(Extracted data entries)

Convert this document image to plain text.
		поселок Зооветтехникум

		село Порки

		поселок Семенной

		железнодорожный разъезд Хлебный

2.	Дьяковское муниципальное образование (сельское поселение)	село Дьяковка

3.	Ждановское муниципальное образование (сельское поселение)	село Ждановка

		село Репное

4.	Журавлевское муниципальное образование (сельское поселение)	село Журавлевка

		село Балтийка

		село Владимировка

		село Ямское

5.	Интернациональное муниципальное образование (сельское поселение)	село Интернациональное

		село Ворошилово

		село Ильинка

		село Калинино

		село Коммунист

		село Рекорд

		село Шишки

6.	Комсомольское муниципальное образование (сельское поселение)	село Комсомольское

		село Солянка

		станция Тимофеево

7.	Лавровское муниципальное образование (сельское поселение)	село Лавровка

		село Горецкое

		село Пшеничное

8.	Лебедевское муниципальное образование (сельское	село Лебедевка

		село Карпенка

### Given exercise
Every record above must be duplicated exactly.

### Solution below
Convert this document image to plain text.
		поселок Зооветтехникум

		село Порки

		поселок Семенной

		железнодорожный разъезд Хлебный

2.	Дьяковское муниципальное образование (сельское поселение)	село Дьяковка

3.	Ждановское муниципальное образование (сельское поселение)	село Ждановка

		село Репное

4.	Журавлевское муниципальное образование (сельское поселение)	село Журавлевка

		село Балтийка

		село Владимировка

		село Ямское

5.	Интернациональное муниципальное образование (сельское поселение)	село Интернациональное

		село Ворошилово

		село Ильинка

		село Калинино

		село Коммунист

		село Рекорд

		село Шишки

6.	Комсомольское муниципальное образование (сельское поселение)	село Комсомольское

		село Солянка

		станция Тимофеево

7.	Лавровское муниципальное образование (сельское поселение)	село Лавровка

		село Горецкое

		село Пшеничное

8.	Лебедевское муниципальное образование (сельское	село Лебедевка

		село Карпенка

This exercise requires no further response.